[start]
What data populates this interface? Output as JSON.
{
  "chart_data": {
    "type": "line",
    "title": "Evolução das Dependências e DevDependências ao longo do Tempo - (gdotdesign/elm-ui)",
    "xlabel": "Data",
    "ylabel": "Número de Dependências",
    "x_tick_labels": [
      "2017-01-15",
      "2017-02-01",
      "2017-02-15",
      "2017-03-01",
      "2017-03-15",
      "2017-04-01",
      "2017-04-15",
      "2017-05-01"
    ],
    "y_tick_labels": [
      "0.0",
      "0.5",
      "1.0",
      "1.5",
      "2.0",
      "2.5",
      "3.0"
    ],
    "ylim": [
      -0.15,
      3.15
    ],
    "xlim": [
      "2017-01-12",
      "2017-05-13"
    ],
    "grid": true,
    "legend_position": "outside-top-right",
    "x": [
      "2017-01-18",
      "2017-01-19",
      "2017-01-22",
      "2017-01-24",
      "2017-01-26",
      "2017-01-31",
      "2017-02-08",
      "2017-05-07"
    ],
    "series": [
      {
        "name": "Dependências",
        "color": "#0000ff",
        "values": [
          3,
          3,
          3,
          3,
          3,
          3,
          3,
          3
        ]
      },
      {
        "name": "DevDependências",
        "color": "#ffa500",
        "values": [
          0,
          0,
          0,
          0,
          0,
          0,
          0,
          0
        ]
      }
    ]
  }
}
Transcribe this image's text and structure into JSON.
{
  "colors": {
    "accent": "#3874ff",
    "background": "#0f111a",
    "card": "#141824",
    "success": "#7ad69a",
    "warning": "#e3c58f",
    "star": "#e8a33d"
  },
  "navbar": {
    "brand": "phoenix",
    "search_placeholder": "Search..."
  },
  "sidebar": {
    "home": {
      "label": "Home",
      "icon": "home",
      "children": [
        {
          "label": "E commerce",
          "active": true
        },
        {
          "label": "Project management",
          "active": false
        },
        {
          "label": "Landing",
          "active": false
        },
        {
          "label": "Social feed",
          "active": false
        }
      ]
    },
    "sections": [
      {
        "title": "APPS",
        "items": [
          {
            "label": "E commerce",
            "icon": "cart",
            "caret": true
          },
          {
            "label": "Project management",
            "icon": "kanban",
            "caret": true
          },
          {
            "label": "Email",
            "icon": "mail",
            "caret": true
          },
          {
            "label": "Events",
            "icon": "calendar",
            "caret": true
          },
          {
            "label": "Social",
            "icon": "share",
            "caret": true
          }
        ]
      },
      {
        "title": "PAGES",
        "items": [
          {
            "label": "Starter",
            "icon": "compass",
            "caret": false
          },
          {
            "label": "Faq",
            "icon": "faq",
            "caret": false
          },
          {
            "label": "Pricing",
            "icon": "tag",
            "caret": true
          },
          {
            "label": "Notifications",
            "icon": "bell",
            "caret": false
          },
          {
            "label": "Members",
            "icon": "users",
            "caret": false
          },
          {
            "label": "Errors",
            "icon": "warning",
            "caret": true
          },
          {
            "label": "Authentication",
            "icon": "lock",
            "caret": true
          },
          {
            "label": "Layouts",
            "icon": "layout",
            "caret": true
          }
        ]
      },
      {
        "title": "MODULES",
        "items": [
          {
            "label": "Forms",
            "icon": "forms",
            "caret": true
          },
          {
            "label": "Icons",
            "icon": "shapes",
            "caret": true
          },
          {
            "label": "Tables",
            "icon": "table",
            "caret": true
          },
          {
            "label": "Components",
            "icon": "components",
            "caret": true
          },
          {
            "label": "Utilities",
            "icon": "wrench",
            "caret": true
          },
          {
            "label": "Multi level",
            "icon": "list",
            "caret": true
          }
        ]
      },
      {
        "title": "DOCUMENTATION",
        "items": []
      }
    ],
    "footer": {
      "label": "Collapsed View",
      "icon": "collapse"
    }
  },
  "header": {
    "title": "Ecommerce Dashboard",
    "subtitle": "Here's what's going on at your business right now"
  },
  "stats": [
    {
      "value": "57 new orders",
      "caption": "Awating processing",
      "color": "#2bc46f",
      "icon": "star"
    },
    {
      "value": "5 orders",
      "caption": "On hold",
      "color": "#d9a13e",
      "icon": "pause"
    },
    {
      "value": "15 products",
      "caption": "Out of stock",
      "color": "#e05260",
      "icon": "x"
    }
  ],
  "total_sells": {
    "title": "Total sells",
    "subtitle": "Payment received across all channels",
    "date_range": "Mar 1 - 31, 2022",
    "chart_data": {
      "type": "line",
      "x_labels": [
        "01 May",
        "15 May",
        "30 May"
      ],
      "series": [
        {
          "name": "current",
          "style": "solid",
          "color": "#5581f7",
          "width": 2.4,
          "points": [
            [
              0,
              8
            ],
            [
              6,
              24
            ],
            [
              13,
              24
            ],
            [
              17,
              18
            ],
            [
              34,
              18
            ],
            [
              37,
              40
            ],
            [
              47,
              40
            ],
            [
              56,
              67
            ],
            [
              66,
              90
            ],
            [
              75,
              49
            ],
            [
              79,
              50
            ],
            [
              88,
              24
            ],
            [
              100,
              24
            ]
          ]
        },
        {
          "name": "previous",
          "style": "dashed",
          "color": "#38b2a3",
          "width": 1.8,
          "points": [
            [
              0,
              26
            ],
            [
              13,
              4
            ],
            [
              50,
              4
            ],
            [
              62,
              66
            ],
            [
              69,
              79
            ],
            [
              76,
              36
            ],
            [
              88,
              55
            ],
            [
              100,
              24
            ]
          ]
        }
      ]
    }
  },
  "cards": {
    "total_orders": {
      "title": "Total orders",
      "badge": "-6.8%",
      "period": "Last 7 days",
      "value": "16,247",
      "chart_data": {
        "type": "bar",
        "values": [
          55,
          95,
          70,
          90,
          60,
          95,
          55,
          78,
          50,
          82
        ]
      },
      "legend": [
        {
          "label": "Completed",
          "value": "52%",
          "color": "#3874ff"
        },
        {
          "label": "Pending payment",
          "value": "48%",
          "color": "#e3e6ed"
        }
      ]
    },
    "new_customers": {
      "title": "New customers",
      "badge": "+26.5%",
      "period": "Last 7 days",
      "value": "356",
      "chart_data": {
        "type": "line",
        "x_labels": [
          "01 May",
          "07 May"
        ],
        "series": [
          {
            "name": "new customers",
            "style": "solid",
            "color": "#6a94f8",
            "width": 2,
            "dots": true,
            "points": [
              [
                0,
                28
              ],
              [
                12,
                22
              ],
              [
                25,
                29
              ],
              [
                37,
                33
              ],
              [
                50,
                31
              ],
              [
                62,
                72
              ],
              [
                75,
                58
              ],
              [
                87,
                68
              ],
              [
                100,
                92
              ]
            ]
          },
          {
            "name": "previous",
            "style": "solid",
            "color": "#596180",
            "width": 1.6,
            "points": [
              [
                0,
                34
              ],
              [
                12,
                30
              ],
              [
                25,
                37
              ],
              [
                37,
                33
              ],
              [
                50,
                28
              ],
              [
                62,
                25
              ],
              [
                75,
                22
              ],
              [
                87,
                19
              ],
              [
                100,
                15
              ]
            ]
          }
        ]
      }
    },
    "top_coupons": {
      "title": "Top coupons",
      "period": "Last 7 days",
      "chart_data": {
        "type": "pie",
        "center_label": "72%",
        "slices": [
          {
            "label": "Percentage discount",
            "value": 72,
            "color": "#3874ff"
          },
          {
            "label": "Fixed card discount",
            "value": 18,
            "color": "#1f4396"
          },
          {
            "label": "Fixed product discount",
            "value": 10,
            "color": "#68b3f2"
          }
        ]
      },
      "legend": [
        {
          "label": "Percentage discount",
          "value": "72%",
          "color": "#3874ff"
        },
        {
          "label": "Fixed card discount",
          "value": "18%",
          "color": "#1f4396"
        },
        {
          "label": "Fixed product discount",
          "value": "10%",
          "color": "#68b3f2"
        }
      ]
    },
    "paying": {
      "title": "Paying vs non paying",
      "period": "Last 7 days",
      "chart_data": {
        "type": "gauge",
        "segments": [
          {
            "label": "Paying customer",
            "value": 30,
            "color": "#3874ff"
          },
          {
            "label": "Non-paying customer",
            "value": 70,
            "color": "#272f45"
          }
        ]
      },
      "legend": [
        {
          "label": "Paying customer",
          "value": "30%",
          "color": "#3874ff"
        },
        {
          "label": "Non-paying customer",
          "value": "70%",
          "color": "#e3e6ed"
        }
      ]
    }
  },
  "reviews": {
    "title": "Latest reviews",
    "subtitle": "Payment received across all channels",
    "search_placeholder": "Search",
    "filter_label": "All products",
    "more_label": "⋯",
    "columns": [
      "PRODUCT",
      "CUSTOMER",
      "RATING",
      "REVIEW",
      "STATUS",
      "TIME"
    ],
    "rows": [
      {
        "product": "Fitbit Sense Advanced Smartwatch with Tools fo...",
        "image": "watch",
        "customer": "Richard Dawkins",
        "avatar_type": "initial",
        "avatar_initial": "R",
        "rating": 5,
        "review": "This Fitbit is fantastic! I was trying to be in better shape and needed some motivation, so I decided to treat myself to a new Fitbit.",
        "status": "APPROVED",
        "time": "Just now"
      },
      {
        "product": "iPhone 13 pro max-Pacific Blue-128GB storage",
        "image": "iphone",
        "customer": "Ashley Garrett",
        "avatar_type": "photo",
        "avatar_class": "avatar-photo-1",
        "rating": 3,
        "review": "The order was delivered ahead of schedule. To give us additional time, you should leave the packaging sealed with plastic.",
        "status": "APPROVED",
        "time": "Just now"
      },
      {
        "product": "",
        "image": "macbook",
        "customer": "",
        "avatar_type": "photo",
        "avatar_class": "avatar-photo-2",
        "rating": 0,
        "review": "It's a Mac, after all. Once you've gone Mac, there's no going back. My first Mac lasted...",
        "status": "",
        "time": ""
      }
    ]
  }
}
[end]
— What to do —
Determine the number of lines in the data that contain "Project" as a word or string, and state only that number.

— Correct output —
2